§ Goal of the exercise
Can you write out all the lines word for word, with no pictures?

────────────────

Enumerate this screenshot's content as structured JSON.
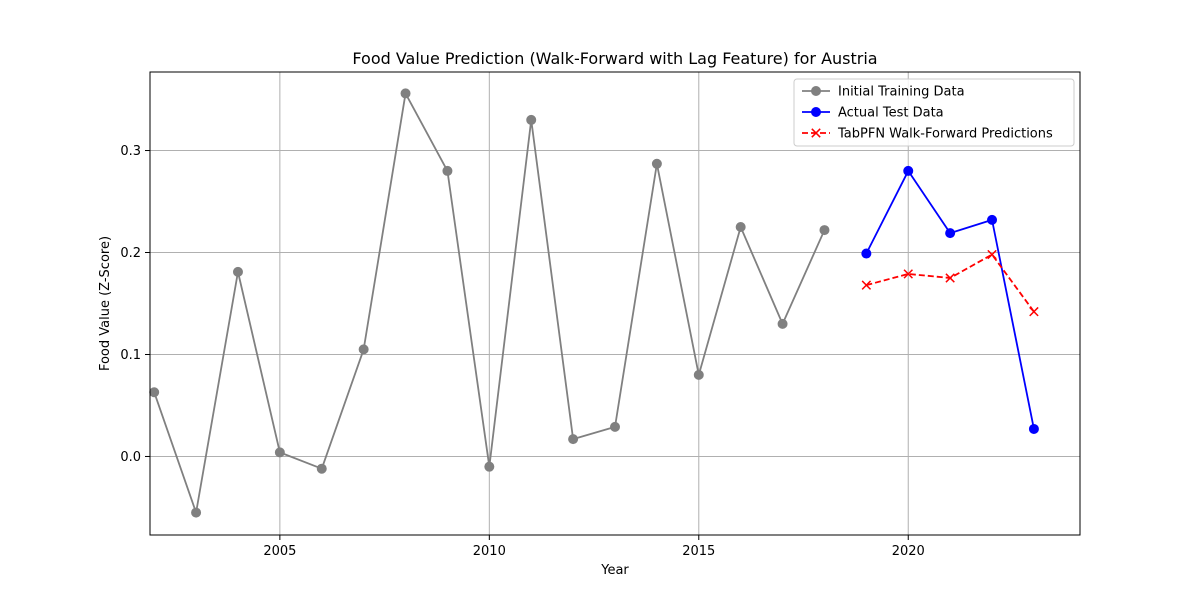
{
  "chart_data": {
    "type": "line",
    "title": "Food Value Prediction (Walk-Forward with Lag Feature) for Austria",
    "xlabel": "Year",
    "ylabel": "Food Value (Z-Score)",
    "xlim": [
      2001.9,
      2024.1
    ],
    "ylim": [
      -0.077,
      0.377
    ],
    "xticks": [
      2005,
      2010,
      2015,
      2020
    ],
    "xtick_labels": [
      "2005",
      "2010",
      "2015",
      "2020"
    ],
    "yticks": [
      0.0,
      0.1,
      0.2,
      0.3
    ],
    "ytick_labels": [
      "0.0",
      "0.1",
      "0.2",
      "0.3"
    ],
    "grid": true,
    "legend_position": "top-right",
    "series": [
      {
        "name": "Initial Training Data",
        "color": "#808080",
        "marker": "circle",
        "linestyle": "solid",
        "x": [
          2002,
          2003,
          2004,
          2005,
          2006,
          2007,
          2008,
          2009,
          2010,
          2011,
          2012,
          2013,
          2014,
          2015,
          2016,
          2017,
          2018
        ],
        "y": [
          0.063,
          -0.055,
          0.181,
          0.004,
          -0.012,
          0.105,
          0.356,
          0.28,
          -0.01,
          0.33,
          0.017,
          0.029,
          0.287,
          0.08,
          0.225,
          0.13,
          0.222
        ]
      },
      {
        "name": "Actual Test Data",
        "color": "#0000ff",
        "marker": "circle",
        "linestyle": "solid",
        "x": [
          2019,
          2020,
          2021,
          2022,
          2023
        ],
        "y": [
          0.199,
          0.28,
          0.219,
          0.232,
          0.027
        ]
      },
      {
        "name": "TabPFN Walk-Forward Predictions",
        "color": "#ff0000",
        "marker": "x",
        "linestyle": "dashed",
        "x": [
          2019,
          2020,
          2021,
          2022,
          2023
        ],
        "y": [
          0.168,
          0.179,
          0.175,
          0.198,
          0.142
        ]
      }
    ]
  }
}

────────────────

§ Exercise response
Enumerate this screenshot's content as structured JSON.
{
  "chart_data": {
    "type": "line",
    "title": "Food Value Prediction (Walk-Forward with Lag Feature) for Austria",
    "xlabel": "Year",
    "ylabel": "Food Value (Z-Score)",
    "xlim": [
      2001.9,
      2024.1
    ],
    "ylim": [
      -0.077,
      0.377
    ],
    "xticks": [
      2005,
      2010,
      2015,
      2020
    ],
    "xtick_labels": [
      "2005",
      "2010",
      "2015",
      "2020"
    ],
    "yticks": [
      0.0,
      0.1,
      0.2,
      0.3
    ],
    "ytick_labels": [
      "0.0",
      "0.1",
      "0.2",
      "0.3"
    ],
    "grid": true,
    "legend_position": "top-right",
    "series": [
      {
        "name": "Initial Training Data",
        "color": "#808080",
        "marker": "circle",
        "linestyle": "solid",
        "x": [
          2002,
          2003,
          2004,
          2005,
          2006,
          2007,
          2008,
          2009,
          2010,
          2011,
          2012,
          2013,
          2014,
          2015,
          2016,
          2017,
          2018
        ],
        "y": [
          0.063,
          -0.055,
          0.181,
          0.004,
          -0.012,
          0.105,
          0.356,
          0.28,
          -0.01,
          0.33,
          0.017,
          0.029,
          0.287,
          0.08,
          0.225,
          0.13,
          0.222
        ]
      },
      {
        "name": "Actual Test Data",
        "color": "#0000ff",
        "marker": "circle",
        "linestyle": "solid",
        "x": [
          2019,
          2020,
          2021,
          2022,
          2023
        ],
        "y": [
          0.199,
          0.28,
          0.219,
          0.232,
          0.027
        ]
      },
      {
        "name": "TabPFN Walk-Forward Predictions",
        "color": "#ff0000",
        "marker": "x",
        "linestyle": "dashed",
        "x": [
          2019,
          2020,
          2021,
          2022,
          2023
        ],
        "y": [
          0.168,
          0.179,
          0.175,
          0.198,
          0.142
        ]
      }
    ]
  }
}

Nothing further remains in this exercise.